DO THIS >>
Give only the count of lines containing "Επαναφορά".

EXERCISE MATERIAL >>

____

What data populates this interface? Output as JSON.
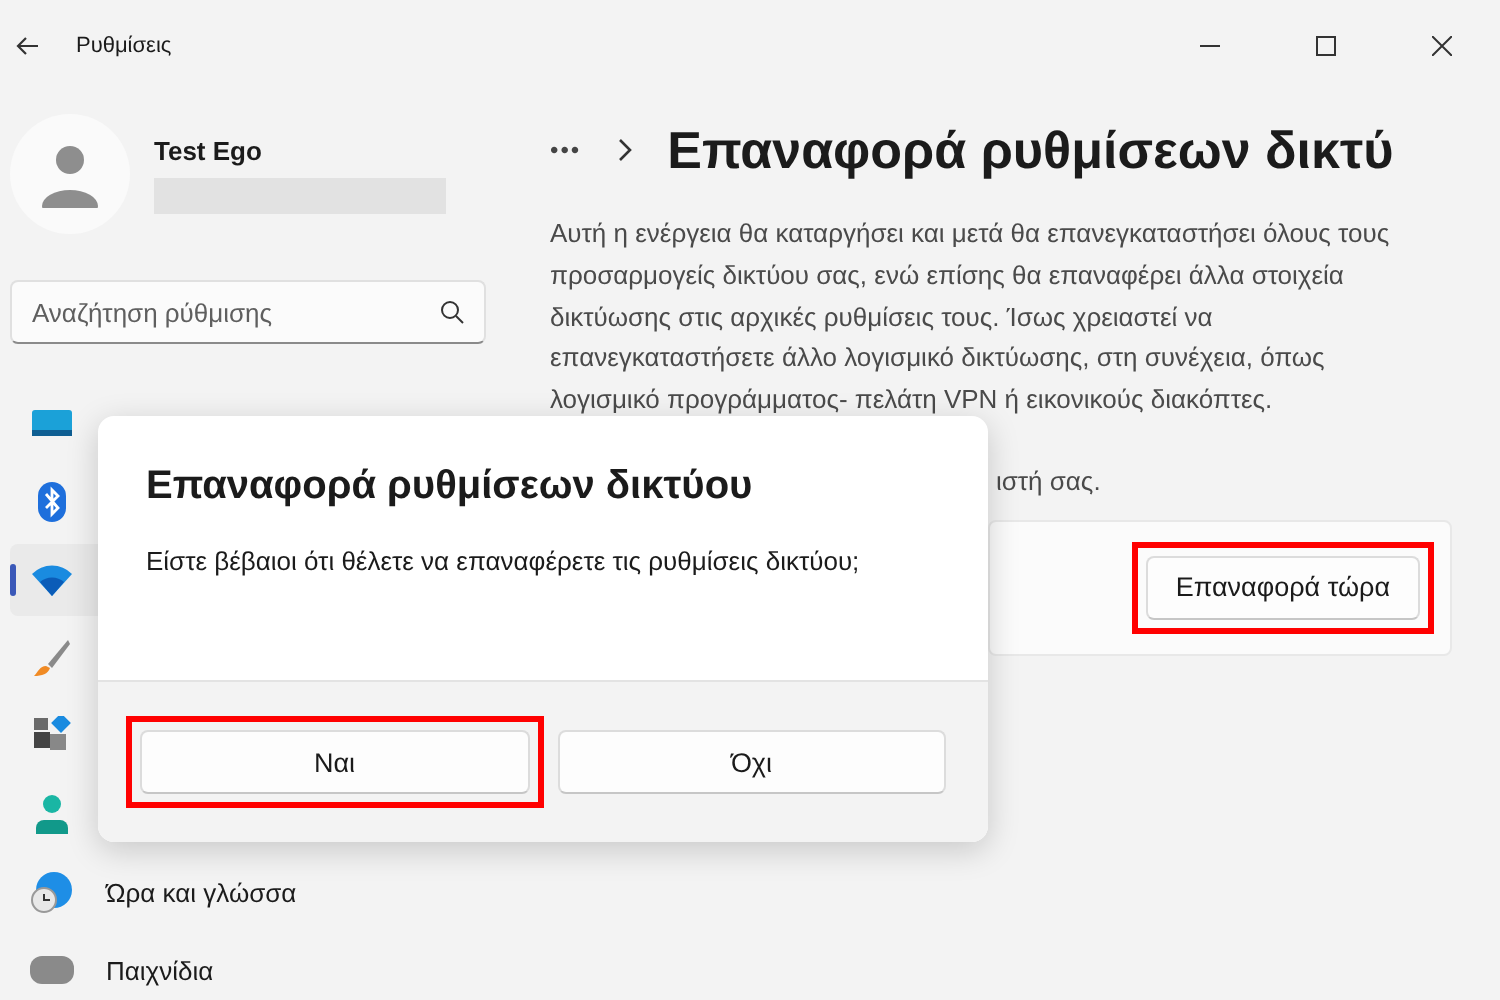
{
  "window": {
    "title": "Ρυθμίσεις"
  },
  "profile": {
    "name": "Test Ego"
  },
  "search": {
    "placeholder": "Αναζήτηση ρύθμισης"
  },
  "sidebar": {
    "items": [
      {
        "kind": "display",
        "selected": false
      },
      {
        "kind": "bluetooth",
        "selected": false
      },
      {
        "kind": "network",
        "selected": true
      },
      {
        "kind": "brush",
        "selected": false
      },
      {
        "kind": "apps",
        "selected": false
      },
      {
        "kind": "accounts",
        "selected": false
      },
      {
        "kind": "time",
        "label": "Ώρα και γλώσσα",
        "selected": false
      },
      {
        "kind": "gaming",
        "label": "Παιχνίδια",
        "selected": false
      }
    ]
  },
  "breadcrumb": {
    "more": "•••",
    "title": "Επαναφορά ρυθμίσεων δικτύ"
  },
  "description": "Αυτή η ενέργεια θα καταργήσει και μετά θα επανεγκαταστήσει όλους τους προσαρμογείς δικτύου σας, ενώ επίσης θα επαναφέρει άλλα στοιχεία δικτύωσης στις αρχικές ρυθμίσεις τους. Ίσως χρειαστεί να επανεγκαταστήσετε άλλο λογισμικό δικτύωσης, στη συνέχεια, όπως λογισμικό προγράμματος- πελάτη VPN ή εικονικούς διακόπτες.",
  "note_fragment": "ιστή σας.",
  "reset_card": {
    "button": {
      "label": "Επαναφορά τώρα",
      "highlighted": true
    }
  },
  "dialog": {
    "title": "Επαναφορά ρυθμίσεων δικτύου",
    "message": "Είστε βέβαιοι ότι θέλετε να επαναφέρετε τις ρυθμίσεις δικτύου;",
    "buttons": [
      {
        "label": "Ναι",
        "highlighted": true
      },
      {
        "label": "Όχι",
        "highlighted": false
      }
    ]
  }
}
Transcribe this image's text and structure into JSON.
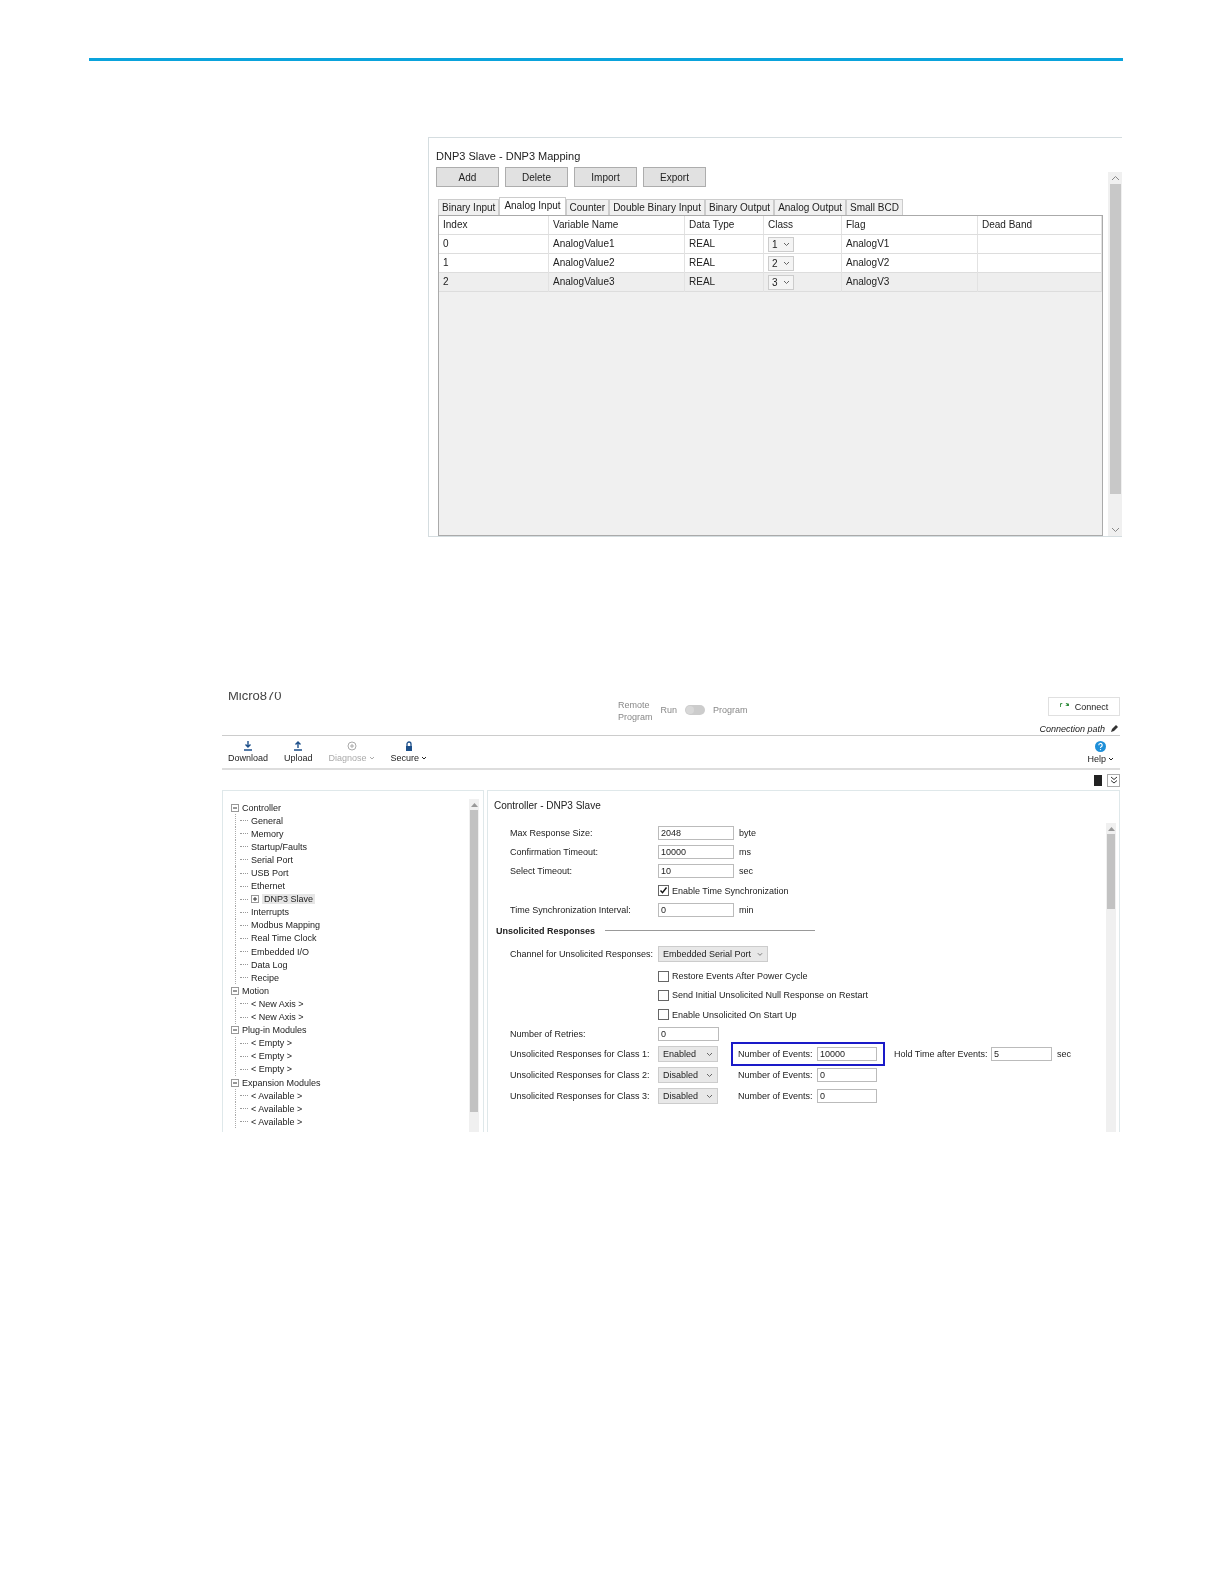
{
  "mapping_window": {
    "title": "DNP3 Slave - DNP3 Mapping",
    "buttons": [
      "Add",
      "Delete",
      "Import",
      "Export"
    ],
    "tabs": [
      {
        "label": "Binary Input",
        "selected": false
      },
      {
        "label": "Analog Input",
        "selected": true
      },
      {
        "label": "Counter",
        "selected": false
      },
      {
        "label": "Double Binary Input",
        "selected": false
      },
      {
        "label": "Binary Output",
        "selected": false
      },
      {
        "label": "Analog Output",
        "selected": false
      },
      {
        "label": "Small BCD",
        "selected": false
      }
    ],
    "table": {
      "columns": [
        "Index",
        "Variable Name",
        "Data Type",
        "Class",
        "Flag",
        "Dead Band"
      ],
      "rows": [
        {
          "index": "0",
          "variable_name": "AnalogValue1",
          "data_type": "REAL",
          "class": "1",
          "flag": "AnalogV1",
          "selected": false
        },
        {
          "index": "1",
          "variable_name": "AnalogValue2",
          "data_type": "REAL",
          "class": "2",
          "flag": "AnalogV2",
          "selected": false
        },
        {
          "index": "2",
          "variable_name": "AnalogValue3",
          "data_type": "REAL",
          "class": "3",
          "flag": "AnalogV3",
          "selected": true
        }
      ]
    }
  },
  "controller_window": {
    "product": "Micro870",
    "mode": {
      "remote_lines": [
        "Remote",
        "Program"
      ],
      "run_label": "Run",
      "program_label": "Program",
      "on": false
    },
    "connect": "Connect",
    "connection_path": "Connection path",
    "toolbar": [
      {
        "kind": "download",
        "label": "Download",
        "disabled": false,
        "dropdown": false
      },
      {
        "kind": "upload",
        "label": "Upload",
        "disabled": false,
        "dropdown": false
      },
      {
        "kind": "diagnose",
        "label": "Diagnose",
        "disabled": true,
        "dropdown": true
      },
      {
        "kind": "secure",
        "label": "Secure",
        "disabled": false,
        "dropdown": true
      }
    ],
    "help": {
      "label": "Help",
      "dropdown": true
    },
    "tree": [
      {
        "label": "Controller",
        "expanded": true,
        "children": [
          {
            "label": "General",
            "selected": false
          },
          {
            "label": "Memory",
            "selected": false
          },
          {
            "label": "Startup/Faults",
            "selected": false
          },
          {
            "label": "Serial Port",
            "selected": false
          },
          {
            "label": "USB Port",
            "selected": false
          },
          {
            "label": "Ethernet",
            "selected": false
          },
          {
            "label": "DNP3 Slave",
            "selected": true,
            "expanded": false
          },
          {
            "label": "Interrupts",
            "selected": false
          },
          {
            "label": "Modbus Mapping",
            "selected": false
          },
          {
            "label": "Real Time Clock",
            "selected": false
          },
          {
            "label": "Embedded I/O",
            "selected": false
          },
          {
            "label": "Data Log",
            "selected": false
          },
          {
            "label": "Recipe",
            "selected": false
          }
        ]
      },
      {
        "label": "Motion",
        "expanded": true,
        "children": [
          {
            "label": "< New Axis >",
            "selected": false
          },
          {
            "label": "< New Axis >",
            "selected": false
          }
        ]
      },
      {
        "label": "Plug-in Modules",
        "expanded": true,
        "children": [
          {
            "label": "< Empty >",
            "selected": false
          },
          {
            "label": "< Empty >",
            "selected": false
          },
          {
            "label": "< Empty >",
            "selected": false
          }
        ]
      },
      {
        "label": "Expansion Modules",
        "expanded": true,
        "children": [
          {
            "label": "< Available >",
            "selected": false
          },
          {
            "label": "< Available >",
            "selected": false
          },
          {
            "label": "< Available >",
            "selected": false
          }
        ]
      }
    ],
    "settings": {
      "title": "Controller - DNP3 Slave",
      "rows": [
        {
          "kind": "text",
          "label": "Max Response Size:",
          "value": "2048",
          "unit": "byte"
        },
        {
          "kind": "text",
          "label": "Confirmation Timeout:",
          "value": "10000",
          "unit": "ms"
        },
        {
          "kind": "text",
          "label": "Select Timeout:",
          "value": "10",
          "unit": "sec"
        },
        {
          "kind": "checkbox",
          "label": "Enable Time Synchronization",
          "checked": true
        },
        {
          "kind": "text",
          "label": "Time Synchronization Interval:",
          "value": "0",
          "unit": "min"
        },
        {
          "kind": "section",
          "label": "Unsolicited Responses"
        },
        {
          "kind": "select",
          "label": "Channel for Unsolicited Responses:",
          "value": "Embedded Serial Port"
        },
        {
          "kind": "checkbox",
          "label": "Restore Events After Power Cycle",
          "checked": false
        },
        {
          "kind": "checkbox",
          "label": "Send Initial Unsolicited Null Response on Restart",
          "checked": false
        },
        {
          "kind": "checkbox",
          "label": "Enable Unsolicited On Start Up",
          "checked": false
        },
        {
          "kind": "number",
          "label": "Number of Retries:",
          "value": "0"
        },
        {
          "kind": "class",
          "label": "Unsolicited Responses for Class 1:",
          "value": "Enabled",
          "events_label": "Number of Events:",
          "events_value": "10000",
          "highlighted": true,
          "hold_label": "Hold Time after Events:",
          "hold_value": "5",
          "hold_unit": "sec"
        },
        {
          "kind": "class",
          "label": "Unsolicited Responses for Class 2:",
          "value": "Disabled",
          "events_label": "Number of Events:",
          "events_value": "0",
          "highlighted": false
        },
        {
          "kind": "class",
          "label": "Unsolicited Responses for Class 3:",
          "value": "Disabled",
          "events_label": "Number of Events:",
          "events_value": "0",
          "highlighted": false
        }
      ]
    }
  }
}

____

RESULT >>
3